◆ WRITTEN TASK:
Extract the full listing verbatim and drop any pictures from your copy.

(Dataset rows about figures)
++++++++

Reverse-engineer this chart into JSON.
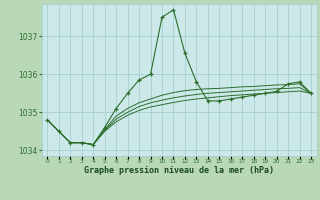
{
  "title": "Graphe pression niveau de la mer (hPa)",
  "x_labels": [
    "0",
    "1",
    "2",
    "3",
    "4",
    "5",
    "6",
    "7",
    "8",
    "9",
    "10",
    "11",
    "12",
    "13",
    "14",
    "15",
    "16",
    "17",
    "18",
    "19",
    "20",
    "21",
    "22",
    "23"
  ],
  "hours": [
    0,
    1,
    2,
    3,
    4,
    5,
    6,
    7,
    8,
    9,
    10,
    11,
    12,
    13,
    14,
    15,
    16,
    17,
    18,
    19,
    20,
    21,
    22,
    23
  ],
  "series": [
    [
      1034.8,
      1034.5,
      1034.2,
      1034.2,
      1034.15,
      1034.6,
      1035.1,
      1035.5,
      1035.85,
      1036.0,
      1037.5,
      1037.7,
      1036.55,
      1035.8,
      1035.3,
      1035.3,
      1035.35,
      1035.4,
      1035.45,
      1035.5,
      1035.55,
      1035.75,
      1035.8,
      1035.5
    ],
    [
      1034.8,
      1034.5,
      1034.2,
      1034.2,
      1034.15,
      1034.55,
      1034.9,
      1035.1,
      1035.25,
      1035.35,
      1035.45,
      1035.52,
      1035.57,
      1035.6,
      1035.62,
      1035.63,
      1035.65,
      1035.67,
      1035.68,
      1035.7,
      1035.72,
      1035.73,
      1035.75,
      1035.5
    ],
    [
      1034.8,
      1034.5,
      1034.2,
      1034.2,
      1034.15,
      1034.52,
      1034.82,
      1035.0,
      1035.15,
      1035.25,
      1035.32,
      1035.38,
      1035.43,
      1035.47,
      1035.5,
      1035.52,
      1035.54,
      1035.56,
      1035.58,
      1035.6,
      1035.62,
      1035.63,
      1035.65,
      1035.5
    ],
    [
      1034.8,
      1034.5,
      1034.2,
      1034.2,
      1034.15,
      1034.5,
      1034.75,
      1034.92,
      1035.05,
      1035.14,
      1035.2,
      1035.26,
      1035.31,
      1035.35,
      1035.38,
      1035.41,
      1035.44,
      1035.46,
      1035.48,
      1035.5,
      1035.52,
      1035.54,
      1035.56,
      1035.5
    ]
  ],
  "ylim": [
    1033.85,
    1037.85
  ],
  "yticks": [
    1034,
    1035,
    1036,
    1037
  ],
  "line_color": "#2d6e2d",
  "marker_color": "#2d6e2d",
  "bg_color": "#cce8e8",
  "grid_color": "#9ecece",
  "title_color": "#1a4a1a",
  "fig_bg": "#b8d8b8",
  "figw": 3.2,
  "figh": 2.0,
  "dpi": 100
}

++++++++

◆ ANSWER FOR THE TASK:
Reverse-engineer this chart into JSON.
{
  "title": "Graphe pression niveau de la mer (hPa)",
  "x_labels": [
    "0",
    "1",
    "2",
    "3",
    "4",
    "5",
    "6",
    "7",
    "8",
    "9",
    "10",
    "11",
    "12",
    "13",
    "14",
    "15",
    "16",
    "17",
    "18",
    "19",
    "20",
    "21",
    "22",
    "23"
  ],
  "hours": [
    0,
    1,
    2,
    3,
    4,
    5,
    6,
    7,
    8,
    9,
    10,
    11,
    12,
    13,
    14,
    15,
    16,
    17,
    18,
    19,
    20,
    21,
    22,
    23
  ],
  "series": [
    [
      1034.8,
      1034.5,
      1034.2,
      1034.2,
      1034.15,
      1034.6,
      1035.1,
      1035.5,
      1035.85,
      1036.0,
      1037.5,
      1037.7,
      1036.55,
      1035.8,
      1035.3,
      1035.3,
      1035.35,
      1035.4,
      1035.45,
      1035.5,
      1035.55,
      1035.75,
      1035.8,
      1035.5
    ],
    [
      1034.8,
      1034.5,
      1034.2,
      1034.2,
      1034.15,
      1034.55,
      1034.9,
      1035.1,
      1035.25,
      1035.35,
      1035.45,
      1035.52,
      1035.57,
      1035.6,
      1035.62,
      1035.63,
      1035.65,
      1035.67,
      1035.68,
      1035.7,
      1035.72,
      1035.73,
      1035.75,
      1035.5
    ],
    [
      1034.8,
      1034.5,
      1034.2,
      1034.2,
      1034.15,
      1034.52,
      1034.82,
      1035.0,
      1035.15,
      1035.25,
      1035.32,
      1035.38,
      1035.43,
      1035.47,
      1035.5,
      1035.52,
      1035.54,
      1035.56,
      1035.58,
      1035.6,
      1035.62,
      1035.63,
      1035.65,
      1035.5
    ],
    [
      1034.8,
      1034.5,
      1034.2,
      1034.2,
      1034.15,
      1034.5,
      1034.75,
      1034.92,
      1035.05,
      1035.14,
      1035.2,
      1035.26,
      1035.31,
      1035.35,
      1035.38,
      1035.41,
      1035.44,
      1035.46,
      1035.48,
      1035.5,
      1035.52,
      1035.54,
      1035.56,
      1035.5
    ]
  ],
  "ylim": [
    1033.85,
    1037.85
  ],
  "yticks": [
    1034,
    1035,
    1036,
    1037
  ],
  "line_color": "#2d6e2d",
  "marker_color": "#2d6e2d",
  "bg_color": "#cce8e8",
  "grid_color": "#9ecece",
  "title_color": "#1a4a1a",
  "fig_bg": "#b8d8b8",
  "figw": 3.2,
  "figh": 2.0,
  "dpi": 100
}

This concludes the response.